# Data for the task:
• • • • •
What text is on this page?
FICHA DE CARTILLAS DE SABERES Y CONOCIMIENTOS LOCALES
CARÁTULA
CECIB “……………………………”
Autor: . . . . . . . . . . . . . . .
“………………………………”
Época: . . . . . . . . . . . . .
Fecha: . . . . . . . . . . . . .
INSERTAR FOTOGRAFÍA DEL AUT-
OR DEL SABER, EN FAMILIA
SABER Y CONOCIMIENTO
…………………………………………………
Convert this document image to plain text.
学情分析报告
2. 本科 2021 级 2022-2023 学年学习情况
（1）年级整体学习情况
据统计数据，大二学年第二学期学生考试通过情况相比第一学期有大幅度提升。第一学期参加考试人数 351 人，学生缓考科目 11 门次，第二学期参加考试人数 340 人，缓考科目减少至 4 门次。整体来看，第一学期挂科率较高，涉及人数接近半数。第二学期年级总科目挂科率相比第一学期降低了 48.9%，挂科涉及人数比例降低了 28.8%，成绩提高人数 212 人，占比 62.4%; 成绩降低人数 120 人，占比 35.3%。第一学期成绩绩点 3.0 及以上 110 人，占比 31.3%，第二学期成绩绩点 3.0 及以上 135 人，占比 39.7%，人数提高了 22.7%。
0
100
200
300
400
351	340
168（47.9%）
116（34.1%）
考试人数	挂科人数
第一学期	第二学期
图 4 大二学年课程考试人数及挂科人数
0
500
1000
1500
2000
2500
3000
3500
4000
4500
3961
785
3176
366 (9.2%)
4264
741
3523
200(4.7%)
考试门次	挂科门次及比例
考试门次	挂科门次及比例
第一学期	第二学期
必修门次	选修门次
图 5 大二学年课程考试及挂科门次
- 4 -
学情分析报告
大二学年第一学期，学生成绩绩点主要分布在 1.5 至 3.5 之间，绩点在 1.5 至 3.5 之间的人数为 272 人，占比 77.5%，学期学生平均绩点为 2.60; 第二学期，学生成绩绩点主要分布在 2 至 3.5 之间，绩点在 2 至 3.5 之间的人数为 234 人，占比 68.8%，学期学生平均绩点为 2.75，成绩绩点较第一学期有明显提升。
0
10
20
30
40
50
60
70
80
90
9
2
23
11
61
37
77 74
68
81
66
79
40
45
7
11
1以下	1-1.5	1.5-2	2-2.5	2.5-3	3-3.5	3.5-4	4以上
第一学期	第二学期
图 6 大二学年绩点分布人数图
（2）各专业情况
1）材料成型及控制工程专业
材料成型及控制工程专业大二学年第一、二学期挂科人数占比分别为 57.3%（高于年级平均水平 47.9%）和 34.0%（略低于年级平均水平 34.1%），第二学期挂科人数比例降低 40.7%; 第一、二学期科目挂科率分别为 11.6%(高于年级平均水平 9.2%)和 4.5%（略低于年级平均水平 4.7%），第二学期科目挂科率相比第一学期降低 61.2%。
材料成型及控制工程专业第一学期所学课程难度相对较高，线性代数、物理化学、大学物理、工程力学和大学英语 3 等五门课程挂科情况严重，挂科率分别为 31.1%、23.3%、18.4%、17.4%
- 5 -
• • • • •
Find the word "this" in the data and copy out each line where it turns up.

# Correct response:
What text is on this page?
Convert this document image to plain text.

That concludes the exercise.